**** Material

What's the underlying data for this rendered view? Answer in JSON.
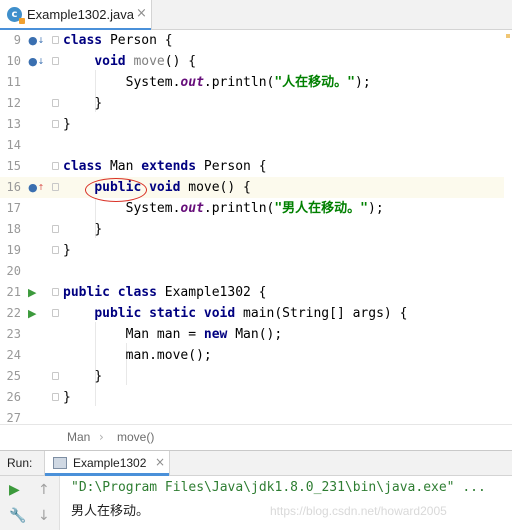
{
  "tab": {
    "title": "Example1302.java",
    "close": "×",
    "icon_letter": "c"
  },
  "lines": [
    {
      "num": "9"
    },
    {
      "num": "10"
    },
    {
      "num": "11"
    },
    {
      "num": "12"
    },
    {
      "num": "13"
    },
    {
      "num": "14"
    },
    {
      "num": "15"
    },
    {
      "num": "16"
    },
    {
      "num": "17"
    },
    {
      "num": "18"
    },
    {
      "num": "19"
    },
    {
      "num": "20"
    },
    {
      "num": "21"
    },
    {
      "num": "22"
    },
    {
      "num": "23"
    },
    {
      "num": "24"
    },
    {
      "num": "25"
    },
    {
      "num": "26"
    },
    {
      "num": "27"
    }
  ],
  "code": {
    "l9": {
      "kw": "class",
      "rest": " Person {"
    },
    "l10": {
      "kw": "void",
      "name": " move",
      "rest": "() {"
    },
    "l11": {
      "a": "System.",
      "out": "out",
      "b": ".println(",
      "str": "\"人在移动。\"",
      "c": ");"
    },
    "l12": {
      "rest": "}"
    },
    "l13": {
      "rest": "}"
    },
    "l15": {
      "kw1": "class",
      "a": " Man ",
      "kw2": "extends",
      "b": " Person {"
    },
    "l16": {
      "kw1": "public",
      "kw2": " void",
      "rest": " move() {"
    },
    "l17": {
      "a": "System.",
      "out": "out",
      "b": ".println(",
      "str": "\"男人在移动。\"",
      "c": ");"
    },
    "l18": {
      "rest": "}"
    },
    "l19": {
      "rest": "}"
    },
    "l21": {
      "kw1": "public",
      "kw2": " class",
      "rest": " Example1302 {"
    },
    "l22": {
      "kw": "public static void",
      "rest": " main(String[] args) {"
    },
    "l23": {
      "a": "Man man = ",
      "kw": "new",
      "b": " Man();"
    },
    "l24": {
      "rest": "man.move();"
    },
    "l25": {
      "rest": "}"
    },
    "l26": {
      "rest": "}"
    }
  },
  "breadcrumb": {
    "class": "Man",
    "method": "move()"
  },
  "run": {
    "label": "Run:",
    "tab": "Example1302",
    "close": "×"
  },
  "console": {
    "line1": "\"D:\\Program Files\\Java\\jdk1.8.0_231\\bin\\java.exe\" ...",
    "line2": "男人在移动。",
    "watermark": "https://blog.csdn.net/howard2005"
  },
  "colors": {
    "keyword": "#000080",
    "string": "#008000",
    "field": "#660e7a",
    "accent": "#4a90d9",
    "run_green": "#3c9a3c",
    "highlight": "#fcfaed"
  }
}
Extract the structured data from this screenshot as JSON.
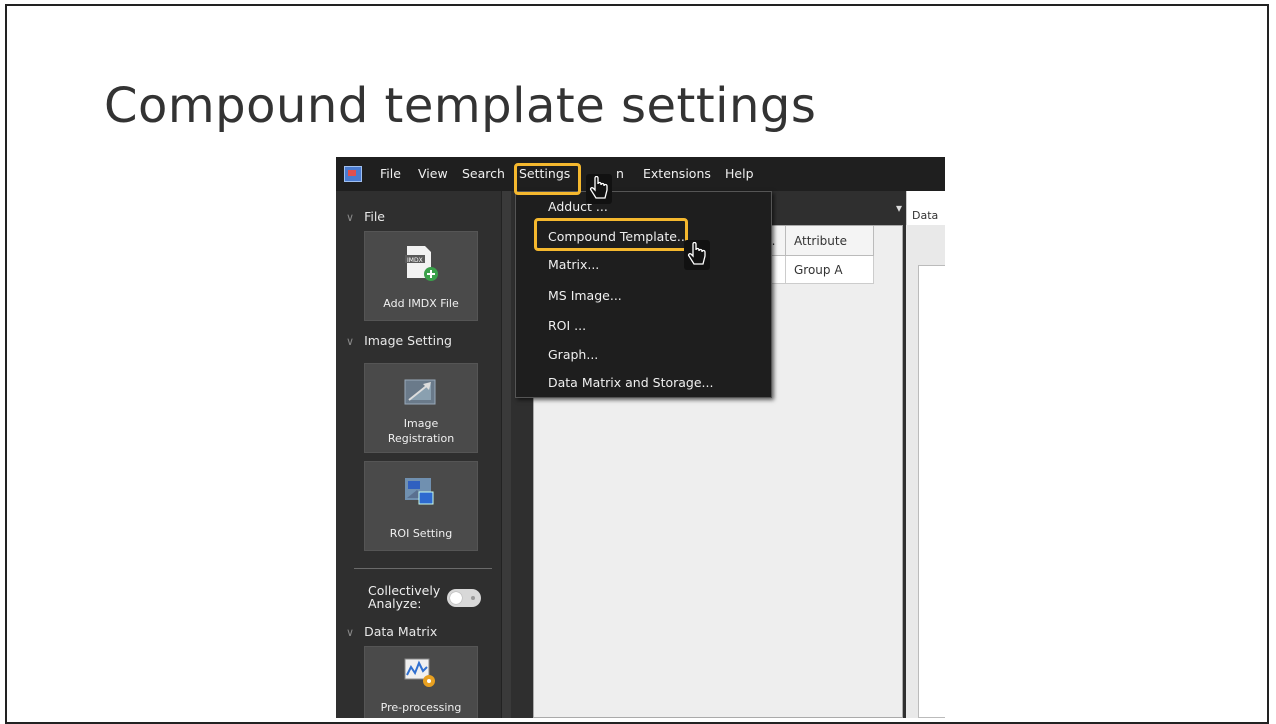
{
  "slide": {
    "title": "Compound template settings"
  },
  "menubar": {
    "items": [
      "File",
      "View",
      "Search",
      "Settings",
      "n",
      "Extensions",
      "Help"
    ]
  },
  "sidebar": {
    "sections": {
      "file": "File",
      "image_setting": "Image Setting",
      "data_matrix": "Data Matrix"
    },
    "tiles": {
      "add_imdx": "Add IMDX File",
      "image_registration_1": "Image",
      "image_registration_2": "Registration",
      "roi_setting": "ROI Setting",
      "preprocessing": "Pre-processing"
    },
    "icon_text": "IMDX",
    "collectively_1": "Collectively",
    "collectively_2": "Analyze:"
  },
  "table": {
    "headers": [
      "...",
      "Attribute"
    ],
    "rows": [
      [
        "Group A"
      ]
    ]
  },
  "right_panel": {
    "tab_label": "Data"
  },
  "dropdown": {
    "items": [
      "Adduct ...",
      "Compound Template...",
      "Matrix...",
      "MS Image...",
      "ROI ...",
      "Graph...",
      "Data Matrix and Storage..."
    ]
  },
  "colors": {
    "highlight": "#f5b82e",
    "menubar": "#1f1f1f",
    "sidebar": "#2f2f2f"
  }
}
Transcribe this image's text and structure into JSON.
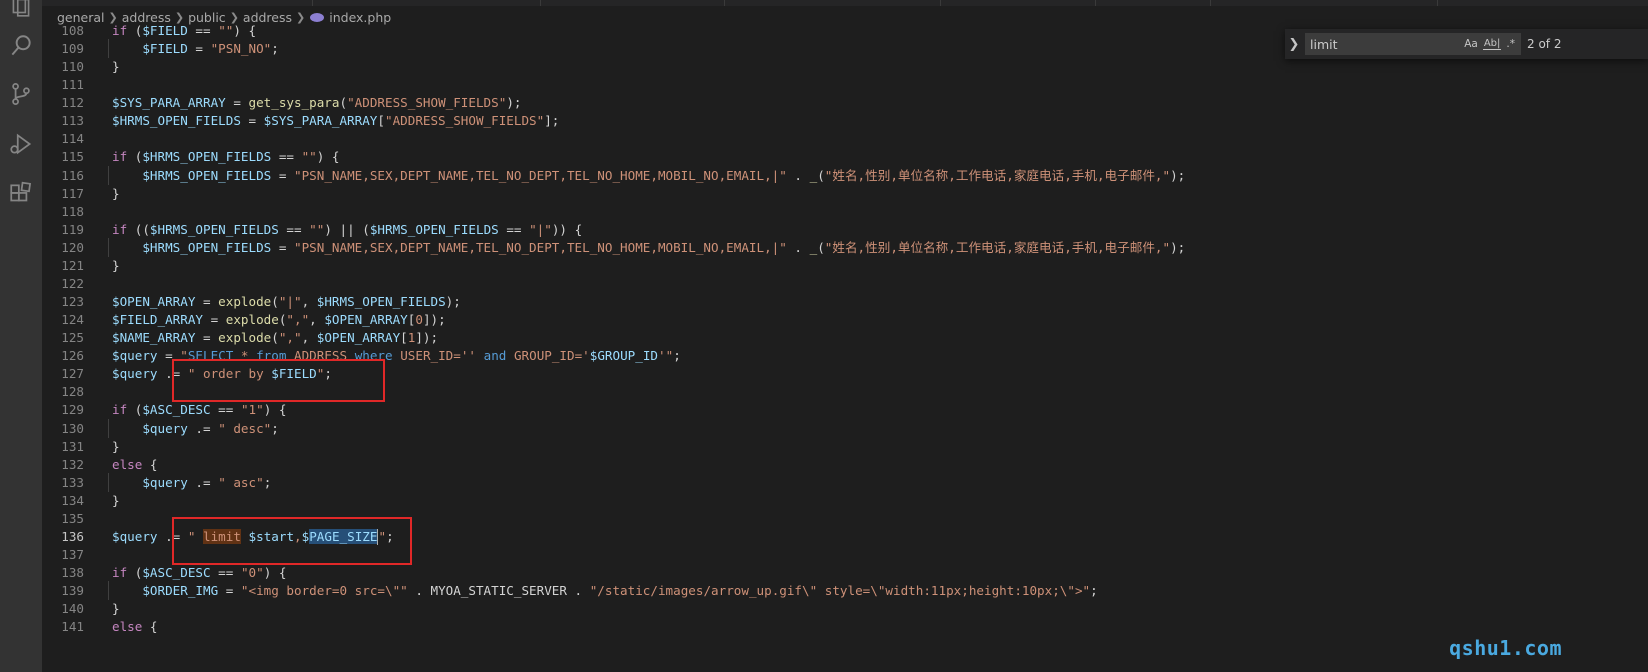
{
  "breadcrumb": {
    "segments": [
      "general",
      "address",
      "public",
      "address"
    ],
    "file": "index.php",
    "file_icon": "php-elephant-icon"
  },
  "find": {
    "query": "limit",
    "match_case": "Aa",
    "whole_word": "Ab|",
    "regex": ".*",
    "count": "2 of 2"
  },
  "lines": [
    {
      "n": "108",
      "html": "<span class=\"k\">if</span> (<span class=\"v\">$FIELD</span> == <span class=\"s\">\"\"</span>) {"
    },
    {
      "n": "109",
      "html": "    <span class=\"v\">$FIELD</span> = <span class=\"s\">\"PSN_NO\"</span>;"
    },
    {
      "n": "110",
      "html": "}"
    },
    {
      "n": "111",
      "html": ""
    },
    {
      "n": "112",
      "html": "<span class=\"v\">$SYS_PARA_ARRAY</span> = <span class=\"f\">get_sys_para</span>(<span class=\"s\">\"ADDRESS_SHOW_FIELDS\"</span>);"
    },
    {
      "n": "113",
      "html": "<span class=\"v\">$HRMS_OPEN_FIELDS</span> = <span class=\"v\">$SYS_PARA_ARRAY</span>[<span class=\"s\">\"ADDRESS_SHOW_FIELDS\"</span>];"
    },
    {
      "n": "114",
      "html": ""
    },
    {
      "n": "115",
      "html": "<span class=\"k\">if</span> (<span class=\"v\">$HRMS_OPEN_FIELDS</span> == <span class=\"s\">\"\"</span>) {"
    },
    {
      "n": "116",
      "html": "    <span class=\"v\">$HRMS_OPEN_FIELDS</span> = <span class=\"s\">\"PSN_NAME,SEX,DEPT_NAME,TEL_NO_DEPT,TEL_NO_HOME,MOBIL_NO,EMAIL,|\"</span> . <span class=\"f\">_</span>(<span class=\"s\">\"姓名,性别,单位名称,工作电话,家庭电话,手机,电子邮件,\"</span>);"
    },
    {
      "n": "117",
      "html": "}"
    },
    {
      "n": "118",
      "html": ""
    },
    {
      "n": "119",
      "html": "<span class=\"k\">if</span> ((<span class=\"v\">$HRMS_OPEN_FIELDS</span> == <span class=\"s\">\"\"</span>) || (<span class=\"v\">$HRMS_OPEN_FIELDS</span> == <span class=\"s\">\"|\"</span>)) {"
    },
    {
      "n": "120",
      "html": "    <span class=\"v\">$HRMS_OPEN_FIELDS</span> = <span class=\"s\">\"PSN_NAME,SEX,DEPT_NAME,TEL_NO_DEPT,TEL_NO_HOME,MOBIL_NO,EMAIL,|\"</span> . <span class=\"f\">_</span>(<span class=\"s\">\"姓名,性别,单位名称,工作电话,家庭电话,手机,电子邮件,\"</span>);"
    },
    {
      "n": "121",
      "html": "}"
    },
    {
      "n": "122",
      "html": ""
    },
    {
      "n": "123",
      "html": "<span class=\"v\">$OPEN_ARRAY</span> = <span class=\"f\">explode</span>(<span class=\"s\">\"|\"</span>, <span class=\"v\">$HRMS_OPEN_FIELDS</span>);"
    },
    {
      "n": "124",
      "html": "<span class=\"v\">$FIELD_ARRAY</span> = <span class=\"f\">explode</span>(<span class=\"s\">\",\"</span>, <span class=\"v\">$OPEN_ARRAY</span>[<span class=\"s\">0</span>]);"
    },
    {
      "n": "125",
      "html": "<span class=\"v\">$NAME_ARRAY</span> = <span class=\"f\">explode</span>(<span class=\"s\">\",\"</span>, <span class=\"v\">$OPEN_ARRAY</span>[<span class=\"s\">1</span>]);"
    },
    {
      "n": "126",
      "html": "<span class=\"v\">$query</span> = <span class=\"s\">\"</span><span class=\"sqlk\">SELECT</span><span class=\"s\"> * </span><span class=\"sqlk\">from</span><span class=\"s\"> ADDRESS </span><span class=\"sqlk\">where</span><span class=\"s\"> USER_ID='' </span><span class=\"sqlk\">and</span><span class=\"s\"> GROUP_ID='</span><span class=\"v\">$GROUP_ID</span><span class=\"s\">'\"</span>;"
    },
    {
      "n": "127",
      "html": "<span class=\"v\">$query</span> .= <span class=\"s\">\" order by </span><span class=\"v\">$FIELD</span><span class=\"s\">\"</span>;"
    },
    {
      "n": "128",
      "html": ""
    },
    {
      "n": "129",
      "html": "<span class=\"k\">if</span> (<span class=\"v\">$ASC_DESC</span> == <span class=\"s\">\"1\"</span>) {"
    },
    {
      "n": "130",
      "html": "    <span class=\"v\">$query</span> .= <span class=\"s\">\" desc\"</span>;"
    },
    {
      "n": "131",
      "html": "}"
    },
    {
      "n": "132",
      "html": "<span class=\"k\">else</span> {"
    },
    {
      "n": "133",
      "html": "    <span class=\"v\">$query</span> .= <span class=\"s\">\" asc\"</span>;"
    },
    {
      "n": "134",
      "html": "}"
    },
    {
      "n": "135",
      "html": ""
    },
    {
      "n": "136",
      "html": "<span class=\"v\">$query</span> .= <span class=\"s\">\" <span class=\"hl-find\">limit</span> </span><span class=\"v\">$start</span><span class=\"s\">,</span><span class=\"v\">$<span class=\"hl-sel\">PAGE_SIZE</span></span><span class=\"cursor\"></span><span class=\"s\">\"</span>;"
    },
    {
      "n": "137",
      "html": ""
    },
    {
      "n": "138",
      "html": "<span class=\"k\">if</span> (<span class=\"v\">$ASC_DESC</span> == <span class=\"s\">\"0\"</span>) {"
    },
    {
      "n": "139",
      "html": "    <span class=\"v\">$ORDER_IMG</span> = <span class=\"s\">\"&lt;img border=0 src=\\\"\"</span> . MYOA_STATIC_SERVER . <span class=\"s\">\"/static/images/arrow_up.gif\\\" style=\\\"width:11px;height:10px;\\\"&gt;\"</span>;"
    },
    {
      "n": "140",
      "html": "}"
    },
    {
      "n": "141",
      "html": "<span class=\"k\">else</span> {"
    }
  ],
  "active_line": "136",
  "watermark": "qshu1.com"
}
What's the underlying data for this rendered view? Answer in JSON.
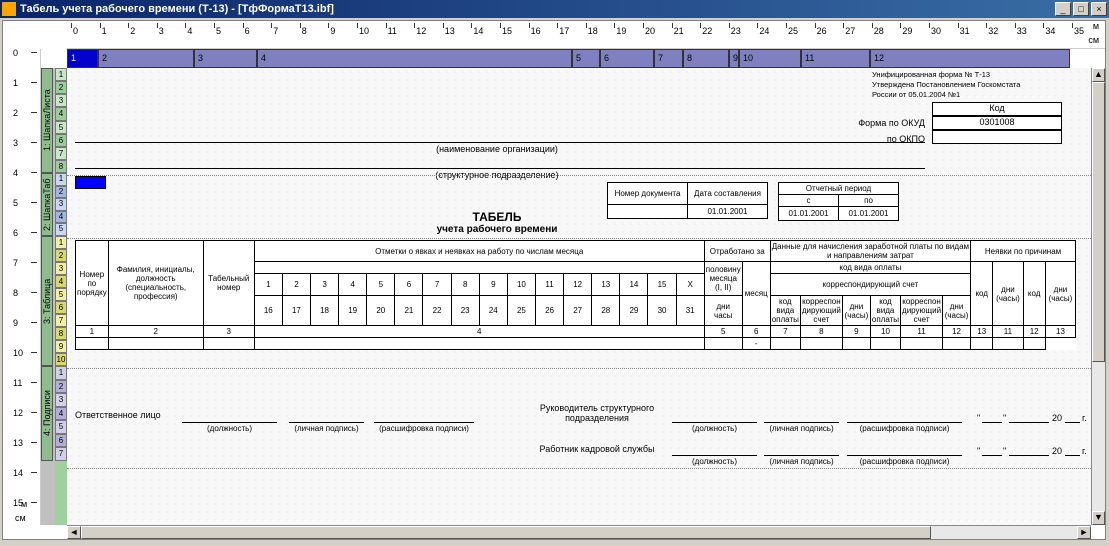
{
  "window": {
    "title": "Табель учета рабочего времени (Т-13) - [ТфФормаТ13.ibf]"
  },
  "ruler": {
    "h_unit_small": "м",
    "h_unit": "см",
    "v_unit": "см",
    "v_unit_small": "м"
  },
  "sections": {
    "s1": "1: ШапкаЛиста",
    "s2": "2: ШапкаТаб",
    "s3": "3: Таблица",
    "s4": "4: Подписи"
  },
  "col_header": [
    "1",
    "2",
    "3",
    "4",
    "5",
    "6",
    "7",
    "8",
    "9",
    "10",
    "11",
    "12"
  ],
  "form": {
    "approved1": "Унифицированная форма № Т-13",
    "approved2": "Утверждена Постановлением Госкомстата",
    "approved3": "России от 05.01.2004 №1",
    "code_hdr": "Код",
    "form_okud_lbl": "Форма по ОКУД",
    "form_okud_val": "0301008",
    "okpo_lbl": "по ОКПО",
    "org_label": "(наименование организации)",
    "struct_label": "(структурное подразделение)",
    "doc_num": "Номер документа",
    "doc_date": "Дата составления",
    "doc_date_val": "01.01.2001",
    "period_hdr": "Отчетный период",
    "period_from": "с",
    "period_to": "по",
    "period_from_val": "01.01.2001",
    "period_to_val": "01.01.2001",
    "title_main": "ТАБЕЛЬ",
    "title_sub": "учета рабочего времени"
  },
  "table": {
    "h_num": "Номер по порядку",
    "h_fio": "Фамилия, инициалы, должность (специальность, профессия)",
    "h_tabno": "Табельный номер",
    "h_marks": "Отметки о явках и неявках на работу по числам месяца",
    "h_worked": "Отработано за",
    "h_calc": "Данные для начисления заработной платы по видам и направлениям затрат",
    "h_absent": "Неявки по причинам",
    "h_paytype": "код вида оплаты",
    "h_corr": "корреспондирующий счет",
    "h_halfmonth": "половину месяца (I, II)",
    "h_month": "месяц",
    "h_days": "дни",
    "h_hours": "часы",
    "h_pay_code": "код вида оплаты",
    "h_corr_acc": "корреспон дирующий счет",
    "h_days_hours": "дни (часы)",
    "h_code": "код",
    "days1": [
      "1",
      "2",
      "3",
      "4",
      "5",
      "6",
      "7",
      "8",
      "9",
      "10",
      "11",
      "12",
      "13",
      "14",
      "15",
      "X"
    ],
    "days2": [
      "16",
      "17",
      "18",
      "19",
      "20",
      "21",
      "22",
      "23",
      "24",
      "25",
      "26",
      "27",
      "28",
      "29",
      "30",
      "31"
    ],
    "colnums": [
      "1",
      "2",
      "3",
      "4",
      "5",
      "6",
      "7",
      "8",
      "9",
      "10",
      "11",
      "12",
      "13"
    ]
  },
  "footer": {
    "responsible": "Ответственное лицо",
    "position": "(должность)",
    "signature": "(личная подпись)",
    "decipher": "(расшифровка подписи)",
    "struct_head": "Руководитель структурного подразделения",
    "hr": "Работник кадровой службы",
    "year20": "20",
    "year_end": "г.",
    "quote1": "\"",
    "quote2": "\""
  }
}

********

Written instruction: Where a line of the data holds "должность", show that line.

Solution:
    "h_fio": "Фамилия, инициалы, должность (специальность, профессия)",
    "position": "(должность)",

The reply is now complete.